• _Your task_
Repeat the entire listing exactly.

[Figure record listings]

┄┄┄┄┄┄┄┄┄┄┄┄┄┄┄┄┄┄┄┄

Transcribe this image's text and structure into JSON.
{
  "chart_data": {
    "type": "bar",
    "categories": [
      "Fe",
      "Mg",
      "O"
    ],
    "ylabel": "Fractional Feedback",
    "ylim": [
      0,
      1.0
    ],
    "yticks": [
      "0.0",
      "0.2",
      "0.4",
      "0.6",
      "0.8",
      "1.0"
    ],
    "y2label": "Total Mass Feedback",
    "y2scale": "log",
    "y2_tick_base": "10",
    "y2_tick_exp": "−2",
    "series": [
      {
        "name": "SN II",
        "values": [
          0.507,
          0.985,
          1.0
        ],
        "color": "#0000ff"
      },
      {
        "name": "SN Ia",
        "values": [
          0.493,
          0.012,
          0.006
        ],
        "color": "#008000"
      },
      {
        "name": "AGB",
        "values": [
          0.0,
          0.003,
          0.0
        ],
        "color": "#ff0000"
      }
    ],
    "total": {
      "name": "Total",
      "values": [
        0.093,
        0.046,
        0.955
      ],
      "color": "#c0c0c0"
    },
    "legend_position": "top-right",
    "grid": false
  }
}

┄┄┄┄┄┄┄┄┄┄┄┄┄┄┄┄┄┄┄┄

• _Full response_
Transcribe this image's text and structure into JSON.
{
  "chart_data": {
    "type": "bar",
    "categories": [
      "Fe",
      "Mg",
      "O"
    ],
    "ylabel": "Fractional Feedback",
    "ylim": [
      0,
      1.0
    ],
    "yticks": [
      "0.0",
      "0.2",
      "0.4",
      "0.6",
      "0.8",
      "1.0"
    ],
    "y2label": "Total Mass Feedback",
    "y2scale": "log",
    "y2_tick_base": "10",
    "y2_tick_exp": "−2",
    "series": [
      {
        "name": "SN II",
        "values": [
          0.507,
          0.985,
          1.0
        ],
        "color": "#0000ff"
      },
      {
        "name": "SN Ia",
        "values": [
          0.493,
          0.012,
          0.006
        ],
        "color": "#008000"
      },
      {
        "name": "AGB",
        "values": [
          0.0,
          0.003,
          0.0
        ],
        "color": "#ff0000"
      }
    ],
    "total": {
      "name": "Total",
      "values": [
        0.093,
        0.046,
        0.955
      ],
      "color": "#c0c0c0"
    },
    "legend_position": "top-right",
    "grid": false
  }
}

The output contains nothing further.